__Written instruction__. Reproduce the records below in full and exactly, without their images.

────────────────

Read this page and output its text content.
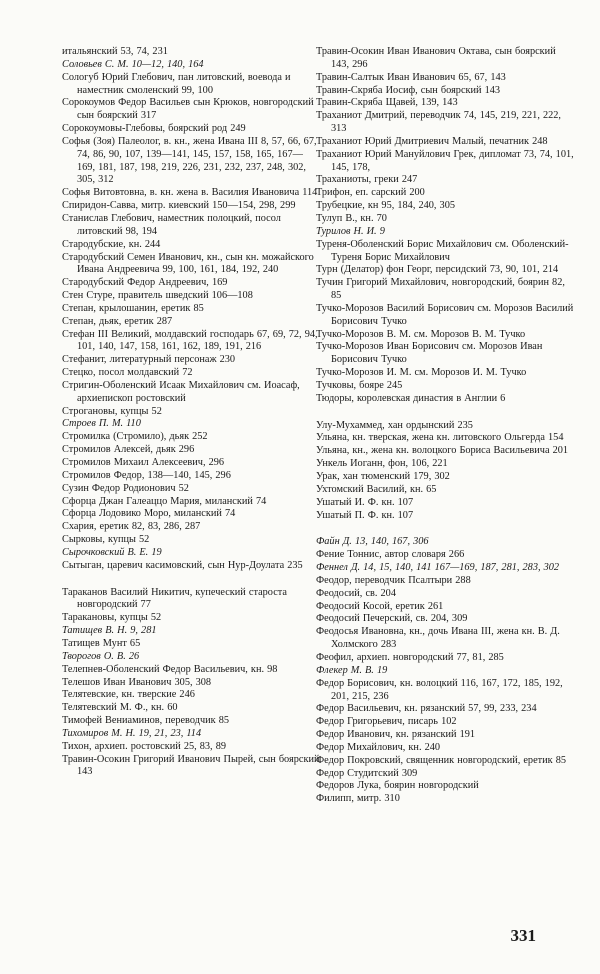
итальянский 53, 74, 231
Соловьев С. М. 10—12, 140, 164
Сологуб Юрий Глебович, пан литовский, воевода и наместник смоленский 99, 100
Сорокоумов Федор Васильев сын Крюков, новгородский сын боярский 317
Сорокоумовы-Глебовы, боярский род 249
Софья (Зоя) Палеолог, в. кн., жена Ивана III 8, 57, 66, 67, 74, 86, 90, 107, 139—141, 145, 157, 158, 165, 167—169, 181, 187, 198, 219, 226, 231, 232, 237, 248, 302, 305, 312
Софья Витовтовна, в. кн. жена в. Василия Ивановича 114
Спиридон-Савва, митр. киевский 150—154, 298, 299
Станислав Глебович, наместник полоцкий, посол литовский 98, 194
Стародубские, кн. 244
Стародубский Семен Иванович, кн., сын кн. можайского Ивана Андреевича 99, 100, 161, 184, 192, 240
Стародубский Федор Андреевич, 169
Стен Стуре, правитель шведский 106—108
Степан, крылошанин, еретик 85
Степан, дьяк, еретик 287
Стефан III Великий, молдавский господарь 67, 69, 72, 94, 101, 140, 147, 158, 161, 162, 189, 191, 216
Стефанит, литературный персонаж 230
Стецко, посол молдавский 72
Стригин-Оболенский Исаак Михайлович см. Иоасаф, архиепископ ростовский
Строгановы, купцы 52
Строев П. М. 110
Стромилка (Стромило), дьяк 252
Стромилов Алексей, дьяк 296
Стромилов Михаил Алексеевич, 296
Стромилов Федор, 138—140, 145, 296
Сузин Федор Родионович 52
Сфорца Джан Галеаццо Мария, миланский 74
Сфорца Лодовико Моро, миланский 74
Схария, еретик 82, 83, 286, 287
Сырковы, купцы 52
Сырочковский В. Е. 19
Сытыган, царевич касимовский, сын Нур-Доулата 235
Тараканов Василий Никитич, купеческий староста новгородский 77
Таракановы, купцы 52
Татищев В. Н. 9, 281
Татищев Мунт 65
Творогов О. В. 26
Телепнев-Оболенский Федор Васильевич, кн. 98
Телешов Иван Иванович 305, 308
Телятевские, кн. тверские 246
Телятевский М. Ф., кн. 60
Тимофей Вениаминов, переводчик 85
Тихомиров М. Н. 19, 21, 23, 114
Тихон, архиеп. ростовский 25, 83, 89
Травин-Осокин Григорий Иванович Пырей, сын боярский 143
Травин-Осокин Иван Иванович Октава, сын боярский 143, 296
Травин-Салтык Иван Иванович 65, 67, 143
Травин-Скряба Иосиф, сын боярский 143
Травин-Скряба Щавей, 139, 143
Траханиот Дмитрий, переводчик 74, 145, 219, 221, 222, 313
Траханиот Юрий Дмитриевич Малый, печатник 248
Траханиот Юрий Мануйлович Грек, дипломат 73, 74, 101, 145, 178,
Траханиоты, греки 247
Трифон, еп. сарский 200
Трубецкие, кн 95, 184, 240, 305
Тулуп В., кн. 70
Турилов Н. И. 9
Туреня-Оболенский Борис Михайлович см. Оболенский-Туреня Борис Михайлович
Турн (Делатор) фон Георг, персидский 73, 90, 101, 214
Тучин Григорий Михайлович, новгородский, боярин 82, 85
Тучко-Морозов Василий Борисович см. Морозов Василий Борисович Тучко
Тучко-Морозов В. М. см. Морозов В. М. Тучко
Тучко-Морозов Иван Борисович см. Морозов Иван Борисович Тучко
Тучко-Морозов И. М. см. Морозов И. М. Тучко
Тучковы, бояре 245
Тюдоры, королевская династия в Англии 6
Улу-Мухаммед, хан ордынский 235
Ульяна, кн. тверская, жена кн. литовского Ольгерда 154
Ульяна, кн., жена кн. волоцкого Бориса Васильевича 201
Ункель Иоганн, фон, 106, 221
Урак, хан тюменский 179, 302
Ухтомский Василий, кн. 65
Ушатый И. Ф. кн. 107
Ушатый П. Ф. кн. 107
Файн Д. 13, 140, 167, 306
Фение Тоннис, автор словаря 266
Феннел Д. 14, 15, 140, 141 167—169, 187, 281, 283, 302
Феодор, переводчик Псалтыри 288
Феодосий, св. 204
Феодосий Косой, еретик 261
Феодосий Печерский, св. 204, 309
Феодосья Ивановна, кн., дочь Ивана III, жена кн. В. Д. Холмского 283
Феофил, архиеп. новгородский 77, 81, 285
Флекер М. В. 19
Федор Борисович, кн. волоцкий 116, 167, 172, 185, 192, 201, 215, 236
Федор Васильевич, кн. рязанский 57, 99, 233, 234
Федор Григорьевич, писарь 102
Федор Иванович, кн. рязанский 191
Федор Михайлович, кн. 240
Федор Покровский, священник новгородский, еретик 85
Федор Студитский 309
Федоров Лука, боярин новгородский
Филипп, митр. 310
331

────────────────

__Solved exercise__.
Read this page and output its text content.
итальянский 53, 74, 231
Соловьев С. М. 10—12, 140, 164
Сологуб Юрий Глебович, пан литовский, воевода и наместник смоленский 99, 100
Сорокоумов Федор Васильев сын Крюков, новгородский сын боярский 317
Сорокоумовы-Глебовы, боярский род 249
Софья (Зоя) Палеолог, в. кн., жена Ивана III 8, 57, 66, 67, 74, 86, 90, 107, 139—141, 145, 157, 158, 165, 167—169, 181, 187, 198, 219, 226, 231, 232, 237, 248, 302, 305, 312
Софья Витовтовна, в. кн. жена в. Василия Ивановича 114
Спиридон-Савва, митр. киевский 150—154, 298, 299
Станислав Глебович, наместник полоцкий, посол литовский 98, 194
Стародубские, кн. 244
Стародубский Семен Иванович, кн., сын кн. можайского Ивана Андреевича 99, 100, 161, 184, 192, 240
Стародубский Федор Андреевич, 169
Стен Стуре, правитель шведский 106—108
Степан, крылошанин, еретик 85
Степан, дьяк, еретик 287
Стефан III Великий, молдавский господарь 67, 69, 72, 94, 101, 140, 147, 158, 161, 162, 189, 191, 216
Стефанит, литературный персонаж 230
Стецко, посол молдавский 72
Стригин-Оболенский Исаак Михайлович см. Иоасаф, архиепископ ростовский
Строгановы, купцы 52
Строев П. М. 110
Стромилка (Стромило), дьяк 252
Стромилов Алексей, дьяк 296
Стромилов Михаил Алексеевич, 296
Стромилов Федор, 138—140, 145, 296
Сузин Федор Родионович 52
Сфорца Джан Галеаццо Мария, миланский 74
Сфорца Лодовико Моро, миланский 74
Схария, еретик 82, 83, 286, 287
Сырковы, купцы 52
Сырочковский В. Е. 19
Сытыган, царевич касимовский, сын Нур-Доулата 235
Тараканов Василий Никитич, купеческий староста новгородский 77
Таракановы, купцы 52
Татищев В. Н. 9, 281
Татищев Мунт 65
Творогов О. В. 26
Телепнев-Оболенский Федор Васильевич, кн. 98
Телешов Иван Иванович 305, 308
Телятевские, кн. тверские 246
Телятевский М. Ф., кн. 60
Тимофей Вениаминов, переводчик 85
Тихомиров М. Н. 19, 21, 23, 114
Тихон, архиеп. ростовский 25, 83, 89
Травин-Осокин Григорий Иванович Пырей, сын боярский 143
Травин-Осокин Иван Иванович Октава, сын боярский 143, 296
Травин-Салтык Иван Иванович 65, 67, 143
Травин-Скряба Иосиф, сын боярский 143
Травин-Скряба Щавей, 139, 143
Траханиот Дмитрий, переводчик 74, 145, 219, 221, 222, 313
Траханиот Юрий Дмитриевич Малый, печатник 248
Траханиот Юрий Мануйлович Грек, дипломат 73, 74, 101, 145, 178,
Траханиоты, греки 247
Трифон, еп. сарский 200
Трубецкие, кн 95, 184, 240, 305
Тулуп В., кн. 70
Турилов Н. И. 9
Туреня-Оболенский Борис Михайлович см. Оболенский-Туреня Борис Михайлович
Турн (Делатор) фон Георг, персидский 73, 90, 101, 214
Тучин Григорий Михайлович, новгородский, боярин 82, 85
Тучко-Морозов Василий Борисович см. Морозов Василий Борисович Тучко
Тучко-Морозов В. М. см. Морозов В. М. Тучко
Тучко-Морозов Иван Борисович см. Морозов Иван Борисович Тучко
Тучко-Морозов И. М. см. Морозов И. М. Тучко
Тучковы, бояре 245
Тюдоры, королевская династия в Англии 6
Улу-Мухаммед, хан ордынский 235
Ульяна, кн. тверская, жена кн. литовского Ольгерда 154
Ульяна, кн., жена кн. волоцкого Бориса Васильевича 201
Ункель Иоганн, фон, 106, 221
Урак, хан тюменский 179, 302
Ухтомский Василий, кн. 65
Ушатый И. Ф. кн. 107
Ушатый П. Ф. кн. 107
Файн Д. 13, 140, 167, 306
Фение Тоннис, автор словаря 266
Феннел Д. 14, 15, 140, 141 167—169, 187, 281, 283, 302
Феодор, переводчик Псалтыри 288
Феодосий, св. 204
Феодосий Косой, еретик 261
Феодосий Печерский, св. 204, 309
Феодосья Ивановна, кн., дочь Ивана III, жена кн. В. Д. Холмского 283
Феофил, архиеп. новгородский 77, 81, 285
Флекер М. В. 19
Федор Борисович, кн. волоцкий 116, 167, 172, 185, 192, 201, 215, 236
Федор Васильевич, кн. рязанский 57, 99, 233, 234
Федор Григорьевич, писарь 102
Федор Иванович, кн. рязанский 191
Федор Михайлович, кн. 240
Федор Покровский, священник новгородский, еретик 85
Федор Студитский 309
Федоров Лука, боярин новгородский
Филипп, митр. 310
331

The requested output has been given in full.